Short exercise
Everything in the data should be repeated exactly, save for the images.

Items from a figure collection
--- begin ---

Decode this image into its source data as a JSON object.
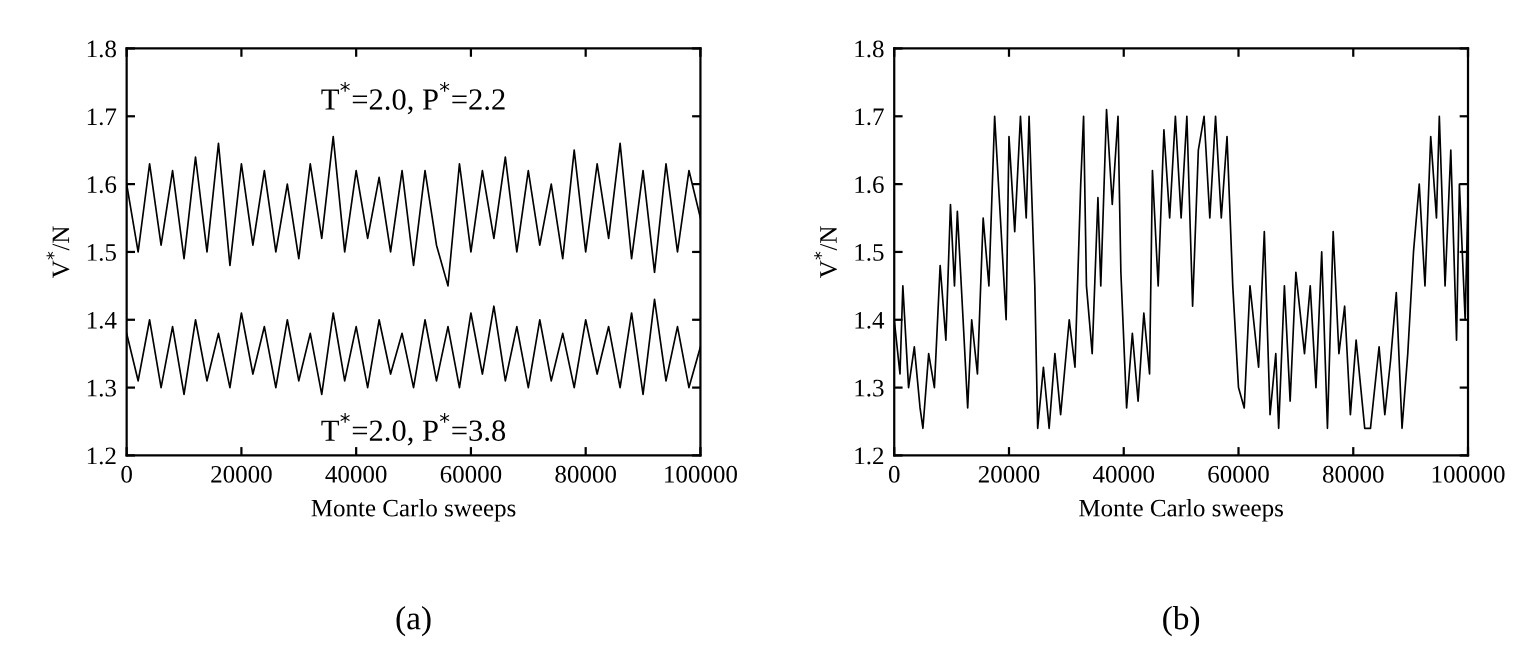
{
  "chart_data": [
    {
      "type": "line",
      "xlabel": "Monte Carlo sweeps",
      "ylabel": "V$^{*}$/N",
      "xlim": [
        0,
        100000
      ],
      "ylim": [
        1.2,
        1.8
      ],
      "xticks": [
        0,
        20000,
        40000,
        60000,
        80000,
        100000
      ],
      "yticks": [
        1.2,
        1.3,
        1.4,
        1.5,
        1.6,
        1.7,
        1.8
      ],
      "annotations": [
        "(a)"
      ],
      "x": [
        0,
        2000,
        4000,
        6000,
        8000,
        10000,
        12000,
        14000,
        16000,
        18000,
        20000,
        22000,
        24000,
        26000,
        28000,
        30000,
        32000,
        34000,
        36000,
        38000,
        40000,
        42000,
        44000,
        46000,
        48000,
        50000,
        52000,
        54000,
        56000,
        58000,
        60000,
        62000,
        64000,
        66000,
        68000,
        70000,
        72000,
        74000,
        76000,
        78000,
        80000,
        82000,
        84000,
        86000,
        88000,
        90000,
        92000,
        94000,
        96000,
        98000,
        100000
      ],
      "series": [
        {
          "name": "T$^{*}$=2.0, P$^{*}$=2.2",
          "color": "#000000",
          "values": [
            1.6,
            1.5,
            1.63,
            1.51,
            1.62,
            1.49,
            1.64,
            1.5,
            1.66,
            1.48,
            1.63,
            1.51,
            1.62,
            1.5,
            1.6,
            1.49,
            1.63,
            1.52,
            1.67,
            1.5,
            1.62,
            1.52,
            1.61,
            1.5,
            1.62,
            1.48,
            1.62,
            1.51,
            1.45,
            1.63,
            1.5,
            1.62,
            1.52,
            1.64,
            1.5,
            1.62,
            1.51,
            1.6,
            1.49,
            1.65,
            1.5,
            1.63,
            1.52,
            1.66,
            1.49,
            1.62,
            1.47,
            1.63,
            1.5,
            1.62,
            1.55
          ]
        },
        {
          "name": "T$^{*}$=2.0, P$^{*}$=3.8",
          "color": "#000000",
          "values": [
            1.38,
            1.31,
            1.4,
            1.3,
            1.39,
            1.29,
            1.4,
            1.31,
            1.38,
            1.3,
            1.41,
            1.32,
            1.39,
            1.3,
            1.4,
            1.31,
            1.38,
            1.29,
            1.41,
            1.31,
            1.39,
            1.3,
            1.4,
            1.32,
            1.38,
            1.3,
            1.4,
            1.31,
            1.39,
            1.3,
            1.41,
            1.32,
            1.42,
            1.31,
            1.39,
            1.3,
            1.4,
            1.31,
            1.38,
            1.3,
            1.4,
            1.32,
            1.39,
            1.3,
            1.41,
            1.29,
            1.43,
            1.31,
            1.39,
            1.3,
            1.36
          ]
        }
      ]
    },
    {
      "type": "line",
      "xlabel": "Monte Carlo sweeps",
      "ylabel": "V$^{*}$/N",
      "xlim": [
        0,
        100000
      ],
      "ylim": [
        1.2,
        1.8
      ],
      "xticks": [
        0,
        20000,
        40000,
        60000,
        80000,
        100000
      ],
      "yticks": [
        1.2,
        1.3,
        1.4,
        1.5,
        1.6,
        1.7,
        1.8
      ],
      "annotations": [
        "(b)"
      ],
      "x": [
        0,
        1000,
        1500,
        2500,
        3500,
        4500,
        5000,
        6000,
        7000,
        8000,
        9000,
        9800,
        10500,
        11000,
        12000,
        12800,
        13500,
        14500,
        15500,
        16500,
        17500,
        18500,
        19500,
        20000,
        21000,
        22000,
        23000,
        23500,
        24500,
        25000,
        26000,
        27000,
        28000,
        29000,
        30500,
        31500,
        32500,
        33000,
        33500,
        34500,
        35500,
        36000,
        37000,
        38000,
        39000,
        39500,
        40500,
        41500,
        42500,
        43500,
        44500,
        45000,
        46000,
        47000,
        48000,
        49000,
        50000,
        51000,
        52000,
        53000,
        54000,
        55000,
        56000,
        57000,
        58000,
        59000,
        60000,
        61000,
        62000,
        63500,
        64500,
        65500,
        66500,
        67000,
        68000,
        69000,
        70000,
        71500,
        72500,
        73500,
        74500,
        75500,
        76500,
        77500,
        78500,
        79500,
        80500,
        82000,
        83000,
        84500,
        85500,
        86500,
        87500,
        88500,
        89500,
        90500,
        91500,
        92500,
        93500,
        94500,
        95000,
        96000,
        97000,
        98000,
        98500,
        99500,
        100000
      ],
      "series": [
        {
          "color": "#000000",
          "values": [
            1.4,
            1.32,
            1.45,
            1.3,
            1.36,
            1.27,
            1.24,
            1.35,
            1.3,
            1.48,
            1.37,
            1.57,
            1.45,
            1.56,
            1.4,
            1.27,
            1.4,
            1.32,
            1.55,
            1.45,
            1.7,
            1.55,
            1.4,
            1.67,
            1.53,
            1.7,
            1.55,
            1.7,
            1.45,
            1.24,
            1.33,
            1.24,
            1.35,
            1.26,
            1.4,
            1.33,
            1.6,
            1.7,
            1.45,
            1.35,
            1.58,
            1.45,
            1.71,
            1.57,
            1.7,
            1.47,
            1.27,
            1.38,
            1.28,
            1.41,
            1.32,
            1.62,
            1.45,
            1.68,
            1.55,
            1.7,
            1.55,
            1.7,
            1.42,
            1.65,
            1.7,
            1.55,
            1.7,
            1.55,
            1.67,
            1.45,
            1.3,
            1.27,
            1.45,
            1.33,
            1.53,
            1.26,
            1.35,
            1.24,
            1.45,
            1.28,
            1.47,
            1.35,
            1.45,
            1.3,
            1.5,
            1.24,
            1.53,
            1.35,
            1.42,
            1.26,
            1.37,
            1.24,
            1.24,
            1.36,
            1.26,
            1.34,
            1.44,
            1.24,
            1.35,
            1.5,
            1.6,
            1.45,
            1.67,
            1.55,
            1.7,
            1.45,
            1.65,
            1.37,
            1.6,
            1.4,
            1.58
          ]
        }
      ]
    }
  ]
}
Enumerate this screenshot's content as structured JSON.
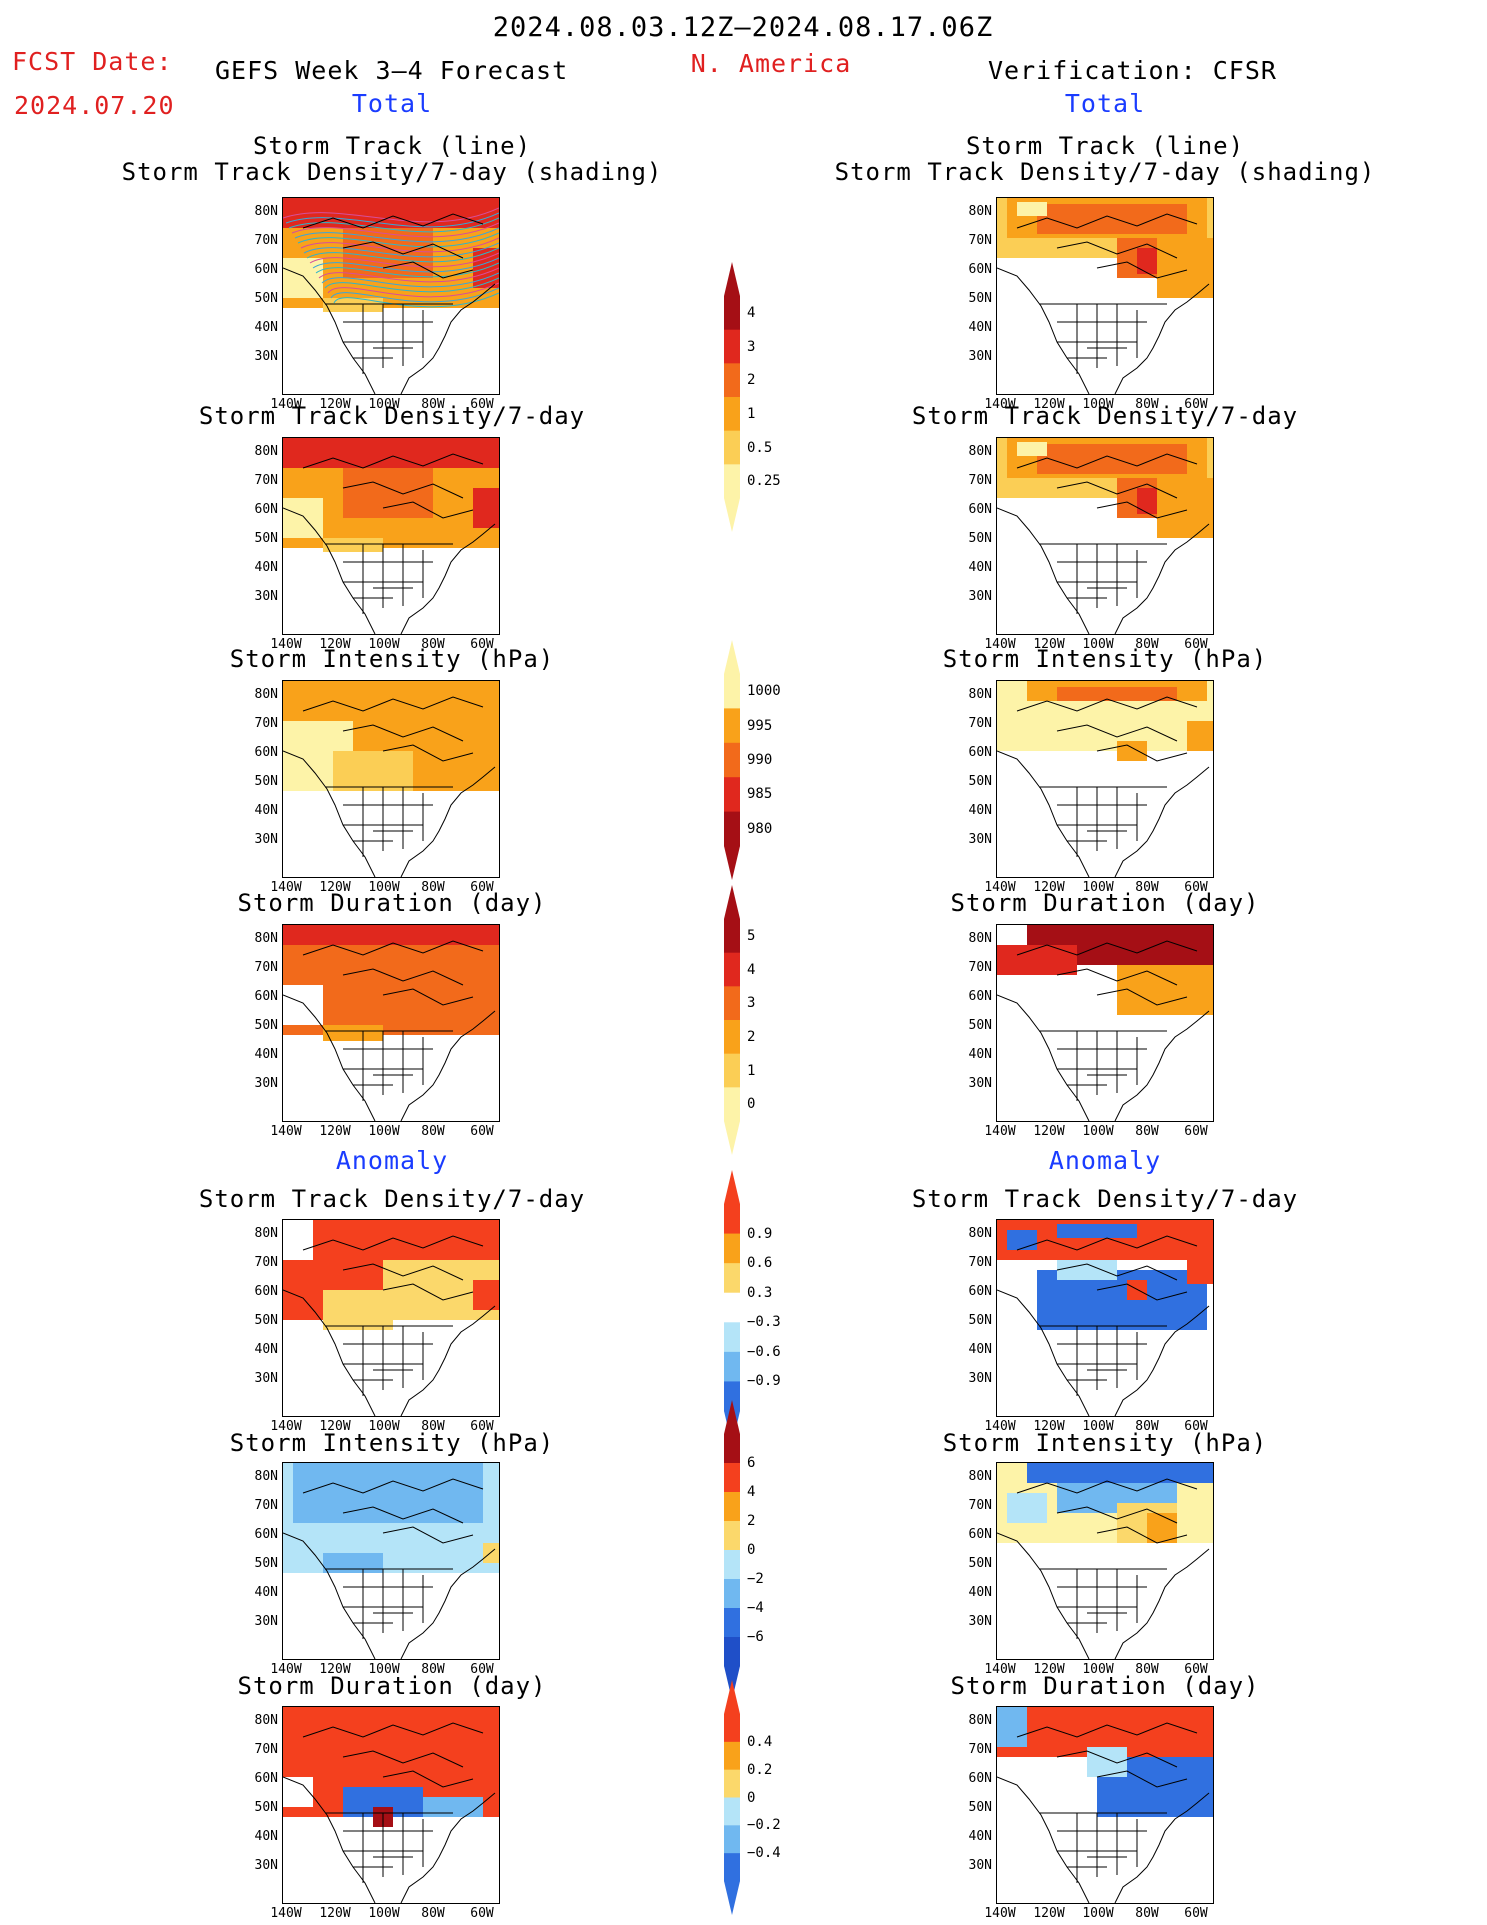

--- end ---

Correct result
Decode this image into its source data as a JSON object.
{
  "chart_data": [
    {
      "type": "line",
      "xlabel": "Monte Carlo sweeps",
      "ylabel": "V$^{*}$/N",
      "xlim": [
        0,
        100000
      ],
      "ylim": [
        1.2,
        1.8
      ],
      "xticks": [
        0,
        20000,
        40000,
        60000,
        80000,
        100000
      ],
      "yticks": [
        1.2,
        1.3,
        1.4,
        1.5,
        1.6,
        1.7,
        1.8
      ],
      "annotations": [
        "(a)"
      ],
      "x": [
        0,
        2000,
        4000,
        6000,
        8000,
        10000,
        12000,
        14000,
        16000,
        18000,
        20000,
        22000,
        24000,
        26000,
        28000,
        30000,
        32000,
        34000,
        36000,
        38000,
        40000,
        42000,
        44000,
        46000,
        48000,
        50000,
        52000,
        54000,
        56000,
        58000,
        60000,
        62000,
        64000,
        66000,
        68000,
        70000,
        72000,
        74000,
        76000,
        78000,
        80000,
        82000,
        84000,
        86000,
        88000,
        90000,
        92000,
        94000,
        96000,
        98000,
        100000
      ],
      "series": [
        {
          "name": "T$^{*}$=2.0, P$^{*}$=2.2",
          "color": "#000000",
          "values": [
            1.6,
            1.5,
            1.63,
            1.51,
            1.62,
            1.49,
            1.64,
            1.5,
            1.66,
            1.48,
            1.63,
            1.51,
            1.62,
            1.5,
            1.6,
            1.49,
            1.63,
            1.52,
            1.67,
            1.5,
            1.62,
            1.52,
            1.61,
            1.5,
            1.62,
            1.48,
            1.62,
            1.51,
            1.45,
            1.63,
            1.5,
            1.62,
            1.52,
            1.64,
            1.5,
            1.62,
            1.51,
            1.6,
            1.49,
            1.65,
            1.5,
            1.63,
            1.52,
            1.66,
            1.49,
            1.62,
            1.47,
            1.63,
            1.5,
            1.62,
            1.55
          ]
        },
        {
          "name": "T$^{*}$=2.0, P$^{*}$=3.8",
          "color": "#000000",
          "values": [
            1.38,
            1.31,
            1.4,
            1.3,
            1.39,
            1.29,
            1.4,
            1.31,
            1.38,
            1.3,
            1.41,
            1.32,
            1.39,
            1.3,
            1.4,
            1.31,
            1.38,
            1.29,
            1.41,
            1.31,
            1.39,
            1.3,
            1.4,
            1.32,
            1.38,
            1.3,
            1.4,
            1.31,
            1.39,
            1.3,
            1.41,
            1.32,
            1.42,
            1.31,
            1.39,
            1.3,
            1.4,
            1.31,
            1.38,
            1.3,
            1.4,
            1.32,
            1.39,
            1.3,
            1.41,
            1.29,
            1.43,
            1.31,
            1.39,
            1.3,
            1.36
          ]
        }
      ]
    },
    {
      "type": "line",
      "xlabel": "Monte Carlo sweeps",
      "ylabel": "V$^{*}$/N",
      "xlim": [
        0,
        100000
      ],
      "ylim": [
        1.2,
        1.8
      ],
      "xticks": [
        0,
        20000,
        40000,
        60000,
        80000,
        100000
      ],
      "yticks": [
        1.2,
        1.3,
        1.4,
        1.5,
        1.6,
        1.7,
        1.8
      ],
      "annotations": [
        "(b)"
      ],
      "x": [
        0,
        1000,
        1500,
        2500,
        3500,
        4500,
        5000,
        6000,
        7000,
        8000,
        9000,
        9800,
        10500,
        11000,
        12000,
        12800,
        13500,
        14500,
        15500,
        16500,
        17500,
        18500,
        19500,
        20000,
        21000,
        22000,
        23000,
        23500,
        24500,
        25000,
        26000,
        27000,
        28000,
        29000,
        30500,
        31500,
        32500,
        33000,
        33500,
        34500,
        35500,
        36000,
        37000,
        38000,
        39000,
        39500,
        40500,
        41500,
        42500,
        43500,
        44500,
        45000,
        46000,
        47000,
        48000,
        49000,
        50000,
        51000,
        52000,
        53000,
        54000,
        55000,
        56000,
        57000,
        58000,
        59000,
        60000,
        61000,
        62000,
        63500,
        64500,
        65500,
        66500,
        67000,
        68000,
        69000,
        70000,
        71500,
        72500,
        73500,
        74500,
        75500,
        76500,
        77500,
        78500,
        79500,
        80500,
        82000,
        83000,
        84500,
        85500,
        86500,
        87500,
        88500,
        89500,
        90500,
        91500,
        92500,
        93500,
        94500,
        95000,
        96000,
        97000,
        98000,
        98500,
        99500,
        100000
      ],
      "series": [
        {
          "color": "#000000",
          "values": [
            1.4,
            1.32,
            1.45,
            1.3,
            1.36,
            1.27,
            1.24,
            1.35,
            1.3,
            1.48,
            1.37,
            1.57,
            1.45,
            1.56,
            1.4,
            1.27,
            1.4,
            1.32,
            1.55,
            1.45,
            1.7,
            1.55,
            1.4,
            1.67,
            1.53,
            1.7,
            1.55,
            1.7,
            1.45,
            1.24,
            1.33,
            1.24,
            1.35,
            1.26,
            1.4,
            1.33,
            1.6,
            1.7,
            1.45,
            1.35,
            1.58,
            1.45,
            1.71,
            1.57,
            1.7,
            1.47,
            1.27,
            1.38,
            1.28,
            1.41,
            1.32,
            1.62,
            1.45,
            1.68,
            1.55,
            1.7,
            1.55,
            1.7,
            1.42,
            1.65,
            1.7,
            1.55,
            1.7,
            1.55,
            1.67,
            1.45,
            1.3,
            1.27,
            1.45,
            1.33,
            1.53,
            1.26,
            1.35,
            1.24,
            1.45,
            1.28,
            1.47,
            1.35,
            1.45,
            1.3,
            1.5,
            1.24,
            1.53,
            1.35,
            1.42,
            1.26,
            1.37,
            1.24,
            1.24,
            1.36,
            1.26,
            1.34,
            1.44,
            1.24,
            1.35,
            1.5,
            1.6,
            1.45,
            1.67,
            1.55,
            1.7,
            1.45,
            1.65,
            1.37,
            1.6,
            1.4,
            1.58
          ]
        }
      ]
    }
  ]
}
Enumerate this screenshot's content as structured JSON.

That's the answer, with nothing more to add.